#### [TASK PROMPT]
Exactly as written, retype the listing below, omitting the pictures.

↓

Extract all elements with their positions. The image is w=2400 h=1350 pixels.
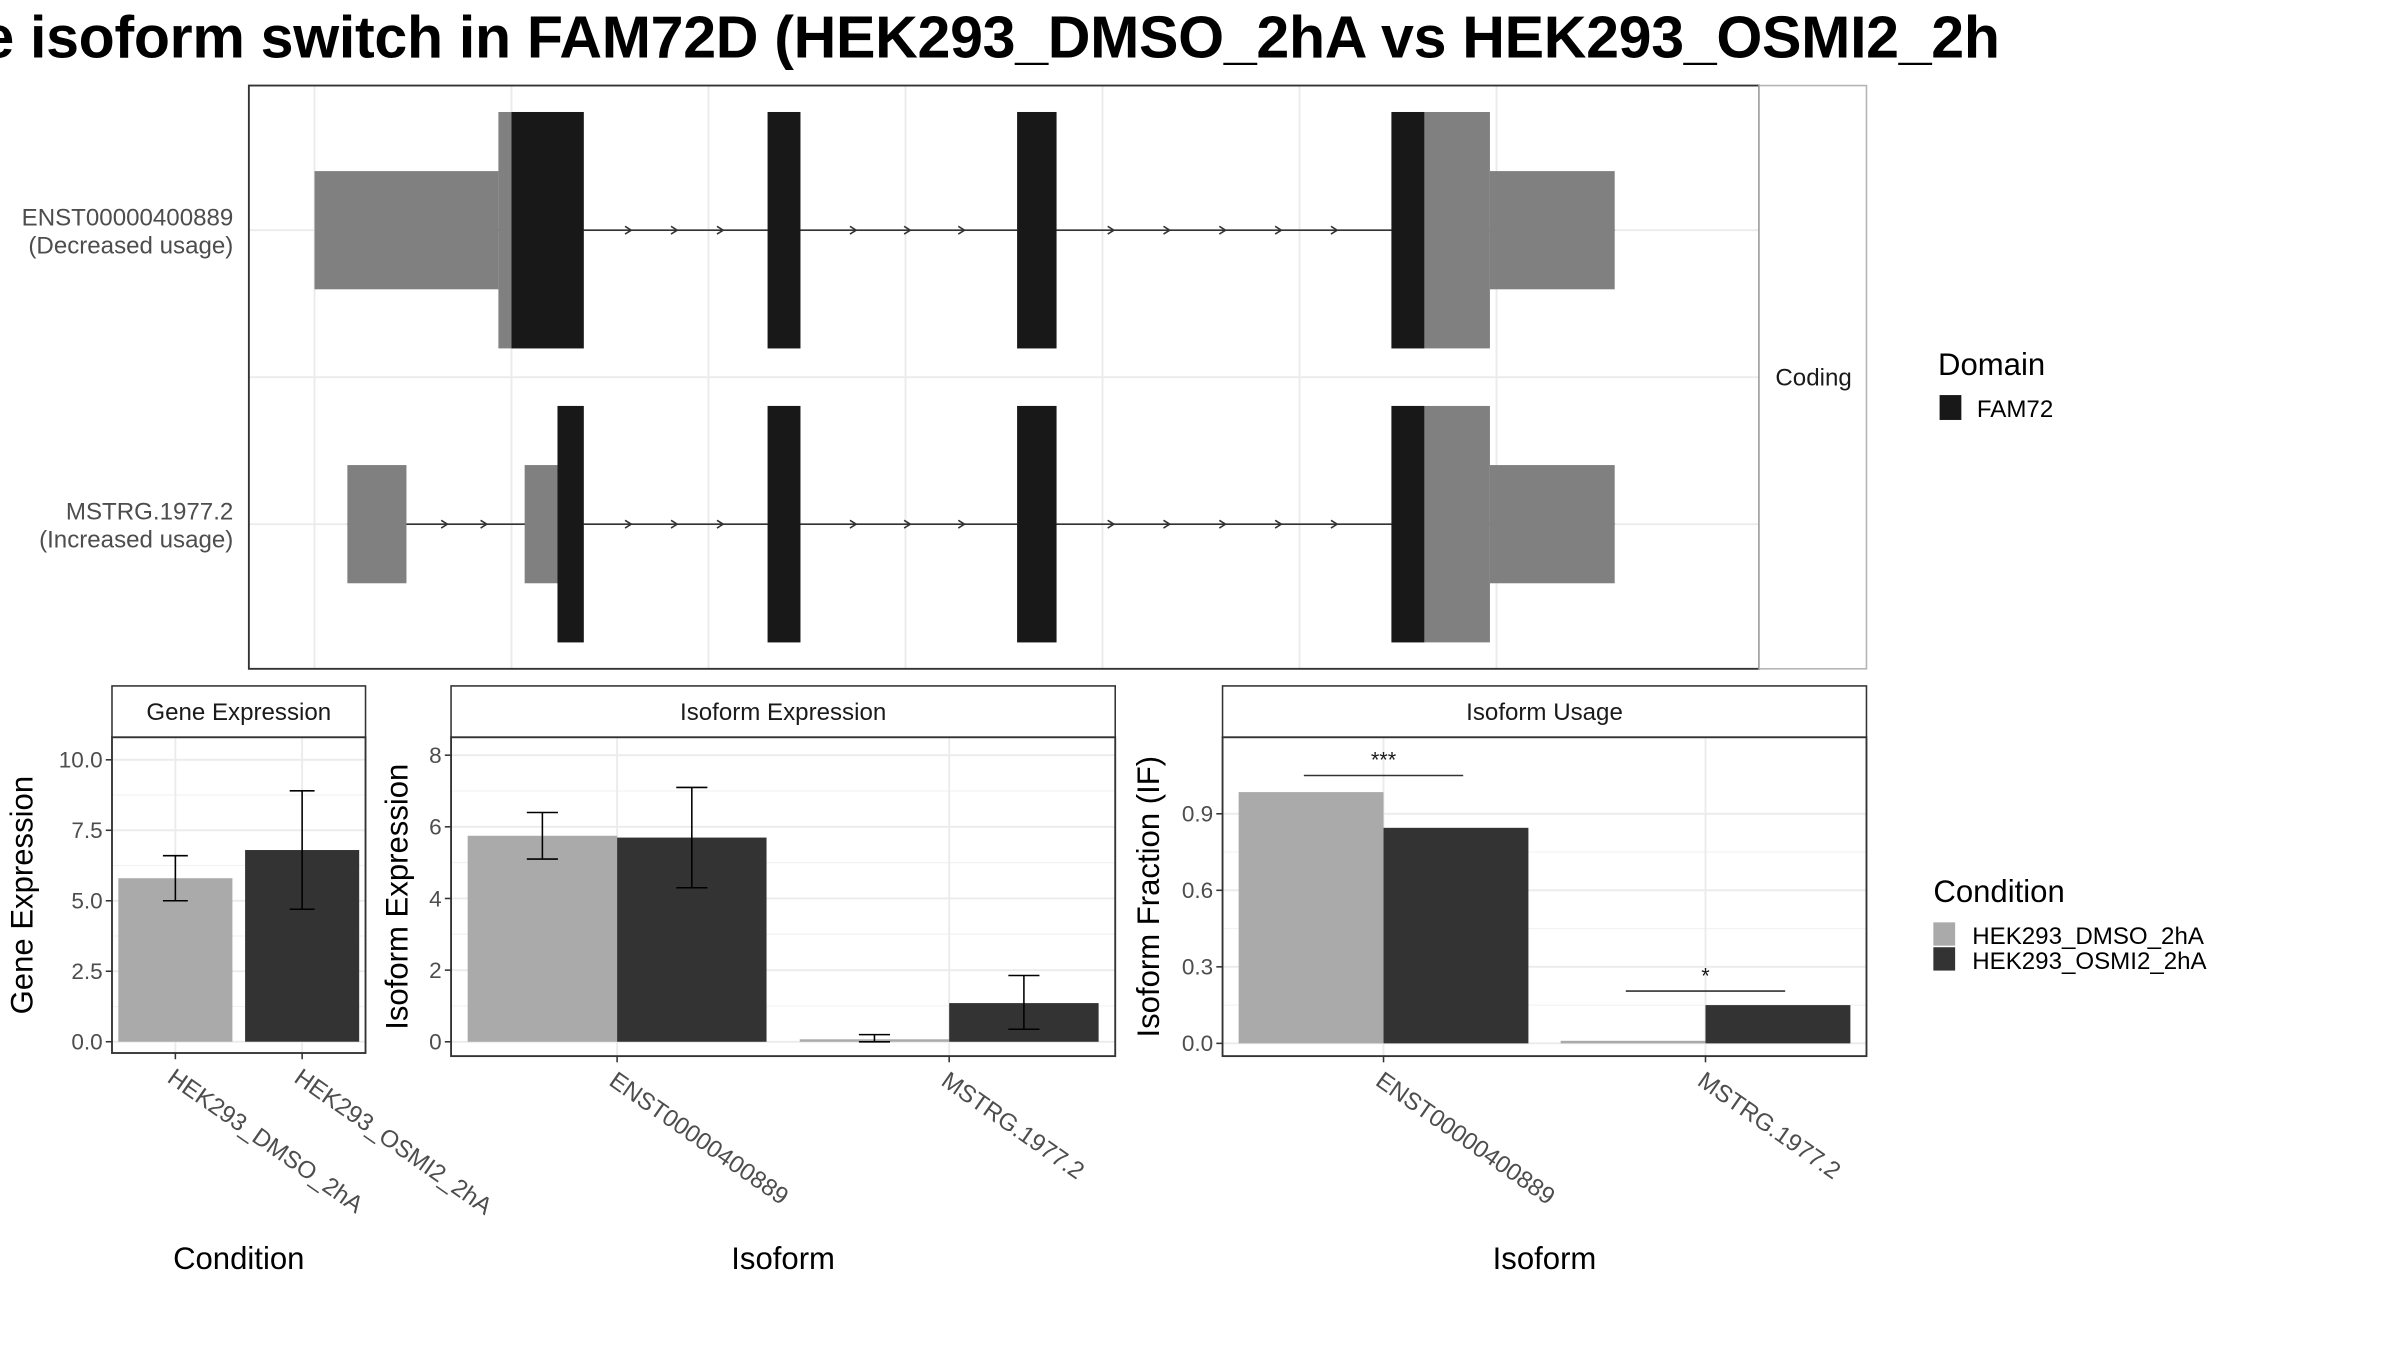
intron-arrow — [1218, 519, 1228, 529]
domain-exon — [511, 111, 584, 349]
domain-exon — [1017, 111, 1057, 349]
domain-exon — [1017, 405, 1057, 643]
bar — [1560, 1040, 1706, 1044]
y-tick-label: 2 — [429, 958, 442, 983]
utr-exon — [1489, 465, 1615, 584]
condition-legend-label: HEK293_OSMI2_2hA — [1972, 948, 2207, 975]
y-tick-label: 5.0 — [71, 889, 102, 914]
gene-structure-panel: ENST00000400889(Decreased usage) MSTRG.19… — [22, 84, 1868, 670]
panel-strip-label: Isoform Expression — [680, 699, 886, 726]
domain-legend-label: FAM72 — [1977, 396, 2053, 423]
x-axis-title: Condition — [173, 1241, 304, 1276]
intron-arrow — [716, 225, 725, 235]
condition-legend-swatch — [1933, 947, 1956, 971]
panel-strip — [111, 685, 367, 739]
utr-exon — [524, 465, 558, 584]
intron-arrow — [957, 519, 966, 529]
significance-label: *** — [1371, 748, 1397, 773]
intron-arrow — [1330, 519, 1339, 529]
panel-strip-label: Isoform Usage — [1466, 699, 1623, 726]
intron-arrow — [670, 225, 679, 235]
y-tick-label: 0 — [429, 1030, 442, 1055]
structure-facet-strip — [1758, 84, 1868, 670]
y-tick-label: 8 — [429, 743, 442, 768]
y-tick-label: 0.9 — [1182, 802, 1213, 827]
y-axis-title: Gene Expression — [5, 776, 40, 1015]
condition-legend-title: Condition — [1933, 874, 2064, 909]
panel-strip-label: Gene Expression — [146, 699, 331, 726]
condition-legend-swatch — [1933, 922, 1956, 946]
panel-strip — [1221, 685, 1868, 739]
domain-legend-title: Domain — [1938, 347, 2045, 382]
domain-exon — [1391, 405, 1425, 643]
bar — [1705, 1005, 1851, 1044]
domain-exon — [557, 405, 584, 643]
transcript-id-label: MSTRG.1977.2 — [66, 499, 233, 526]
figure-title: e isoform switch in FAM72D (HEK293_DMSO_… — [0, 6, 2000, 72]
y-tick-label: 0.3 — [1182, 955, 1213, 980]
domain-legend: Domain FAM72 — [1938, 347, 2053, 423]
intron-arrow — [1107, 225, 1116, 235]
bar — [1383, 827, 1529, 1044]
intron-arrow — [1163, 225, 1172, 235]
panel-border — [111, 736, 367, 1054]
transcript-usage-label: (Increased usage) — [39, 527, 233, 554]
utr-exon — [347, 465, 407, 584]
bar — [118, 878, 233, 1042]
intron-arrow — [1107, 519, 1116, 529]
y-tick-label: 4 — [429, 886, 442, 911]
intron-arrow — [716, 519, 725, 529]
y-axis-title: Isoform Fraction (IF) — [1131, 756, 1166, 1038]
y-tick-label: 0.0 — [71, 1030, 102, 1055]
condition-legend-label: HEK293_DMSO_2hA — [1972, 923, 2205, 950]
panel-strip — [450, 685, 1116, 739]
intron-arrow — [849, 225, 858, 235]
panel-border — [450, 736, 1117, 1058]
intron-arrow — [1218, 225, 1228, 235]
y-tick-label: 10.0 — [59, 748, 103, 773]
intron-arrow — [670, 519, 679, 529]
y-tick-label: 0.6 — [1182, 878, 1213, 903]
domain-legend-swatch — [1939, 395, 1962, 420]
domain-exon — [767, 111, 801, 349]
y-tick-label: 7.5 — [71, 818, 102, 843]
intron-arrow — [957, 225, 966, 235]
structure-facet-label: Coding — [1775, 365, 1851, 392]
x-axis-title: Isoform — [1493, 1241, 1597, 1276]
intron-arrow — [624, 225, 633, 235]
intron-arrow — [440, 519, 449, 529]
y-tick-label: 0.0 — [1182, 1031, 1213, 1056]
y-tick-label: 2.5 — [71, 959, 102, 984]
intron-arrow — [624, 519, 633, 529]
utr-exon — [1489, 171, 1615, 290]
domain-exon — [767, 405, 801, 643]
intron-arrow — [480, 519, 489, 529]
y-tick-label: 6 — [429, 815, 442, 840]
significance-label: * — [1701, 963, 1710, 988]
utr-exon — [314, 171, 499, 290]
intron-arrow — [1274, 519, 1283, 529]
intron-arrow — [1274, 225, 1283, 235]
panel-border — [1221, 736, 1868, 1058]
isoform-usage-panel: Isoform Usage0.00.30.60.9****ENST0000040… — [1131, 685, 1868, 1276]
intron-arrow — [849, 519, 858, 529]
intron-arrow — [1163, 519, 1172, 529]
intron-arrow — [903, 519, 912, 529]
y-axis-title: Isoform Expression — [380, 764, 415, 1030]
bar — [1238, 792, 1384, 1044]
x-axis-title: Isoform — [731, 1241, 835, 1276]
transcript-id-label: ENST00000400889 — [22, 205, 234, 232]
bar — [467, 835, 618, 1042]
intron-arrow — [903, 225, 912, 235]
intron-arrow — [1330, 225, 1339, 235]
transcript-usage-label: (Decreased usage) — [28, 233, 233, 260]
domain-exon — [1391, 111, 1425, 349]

↑

#### [SOLUTION TO THIS TASK]
Extract all elements with their positions. The image is w=2400 h=1350 pixels.
intron-arrow — [1218, 519, 1228, 529]
domain-exon — [511, 111, 584, 349]
domain-exon — [1017, 111, 1057, 349]
domain-exon — [1017, 405, 1057, 643]
bar — [1560, 1040, 1706, 1044]
y-tick-label: 2 — [429, 958, 442, 983]
utr-exon — [1489, 465, 1615, 584]
condition-legend-label: HEK293_OSMI2_2hA — [1972, 948, 2207, 975]
y-tick-label: 5.0 — [71, 889, 102, 914]
gene-structure-panel: ENST00000400889(Decreased usage) MSTRG.19… — [22, 84, 1868, 670]
panel-strip-label: Isoform Expression — [680, 699, 886, 726]
domain-legend-label: FAM72 — [1977, 396, 2053, 423]
x-axis-title: Condition — [173, 1241, 304, 1276]
intron-arrow — [716, 225, 725, 235]
condition-legend-swatch — [1933, 947, 1956, 971]
panel-strip — [111, 685, 367, 739]
utr-exon — [524, 465, 558, 584]
intron-arrow — [957, 519, 966, 529]
significance-label: *** — [1371, 748, 1397, 773]
intron-arrow — [1330, 519, 1339, 529]
panel-strip-label: Isoform Usage — [1466, 699, 1623, 726]
intron-arrow — [670, 225, 679, 235]
y-tick-label: 0 — [429, 1030, 442, 1055]
structure-facet-strip — [1758, 84, 1868, 670]
y-tick-label: 8 — [429, 743, 442, 768]
y-tick-label: 0.9 — [1182, 802, 1213, 827]
y-axis-title: Gene Expression — [5, 776, 40, 1015]
condition-legend-title: Condition — [1933, 874, 2064, 909]
panel-strip-label: Gene Expression — [146, 699, 331, 726]
condition-legend-swatch — [1933, 922, 1956, 946]
panel-strip — [1221, 685, 1868, 739]
domain-legend-title: Domain — [1938, 347, 2045, 382]
domain-exon — [1391, 405, 1425, 643]
bar — [1705, 1005, 1851, 1044]
domain-exon — [557, 405, 584, 643]
transcript-id-label: MSTRG.1977.2 — [66, 499, 233, 526]
figure-title: e isoform switch in FAM72D (HEK293_DMSO_… — [0, 6, 2000, 72]
y-tick-label: 0.3 — [1182, 955, 1213, 980]
domain-legend: Domain FAM72 — [1938, 347, 2053, 423]
intron-arrow — [1107, 225, 1116, 235]
bar — [1383, 827, 1529, 1044]
intron-arrow — [1163, 225, 1172, 235]
panel-border — [111, 736, 367, 1054]
transcript-usage-label: (Increased usage) — [39, 527, 233, 554]
utr-exon — [347, 465, 407, 584]
bar — [118, 878, 233, 1042]
intron-arrow — [1107, 519, 1116, 529]
y-tick-label: 4 — [429, 886, 442, 911]
intron-arrow — [716, 519, 725, 529]
y-axis-title: Isoform Fraction (IF) — [1131, 756, 1166, 1038]
y-tick-label: 0.0 — [71, 1030, 102, 1055]
condition-legend-label: HEK293_DMSO_2hA — [1972, 923, 2205, 950]
panel-strip — [450, 685, 1116, 739]
intron-arrow — [849, 225, 858, 235]
panel-border — [450, 736, 1117, 1058]
intron-arrow — [1218, 225, 1228, 235]
y-tick-label: 10.0 — [59, 748, 103, 773]
intron-arrow — [670, 519, 679, 529]
y-tick-label: 0.6 — [1182, 878, 1213, 903]
domain-legend-swatch — [1939, 395, 1962, 420]
domain-exon — [767, 111, 801, 349]
y-tick-label: 7.5 — [71, 818, 102, 843]
intron-arrow — [957, 225, 966, 235]
structure-facet-label: Coding — [1775, 365, 1851, 392]
x-axis-title: Isoform — [1493, 1241, 1597, 1276]
intron-arrow — [624, 225, 633, 235]
intron-arrow — [440, 519, 449, 529]
y-tick-label: 0.0 — [1182, 1031, 1213, 1056]
y-tick-label: 2.5 — [71, 959, 102, 984]
intron-arrow — [624, 519, 633, 529]
utr-exon — [1489, 171, 1615, 290]
domain-exon — [767, 405, 801, 643]
intron-arrow — [480, 519, 489, 529]
y-tick-label: 6 — [429, 815, 442, 840]
significance-label: * — [1701, 963, 1710, 988]
utr-exon — [314, 171, 499, 290]
intron-arrow — [1274, 519, 1283, 529]
intron-arrow — [1274, 225, 1283, 235]
panel-border — [1221, 736, 1868, 1058]
isoform-usage-panel: Isoform Usage0.00.30.60.9****ENST0000040… — [1131, 685, 1868, 1276]
intron-arrow — [849, 519, 858, 529]
intron-arrow — [1163, 519, 1172, 529]
intron-arrow — [903, 519, 912, 529]
y-axis-title: Isoform Expression — [380, 764, 415, 1030]
bar — [1238, 792, 1384, 1044]
x-axis-title: Isoform — [731, 1241, 835, 1276]
transcript-id-label: ENST00000400889 — [22, 205, 234, 232]
bar — [467, 835, 618, 1042]
intron-arrow — [903, 225, 912, 235]
intron-arrow — [1330, 225, 1339, 235]
transcript-usage-label: (Decreased usage) — [28, 233, 233, 260]
domain-exon — [1391, 111, 1425, 349]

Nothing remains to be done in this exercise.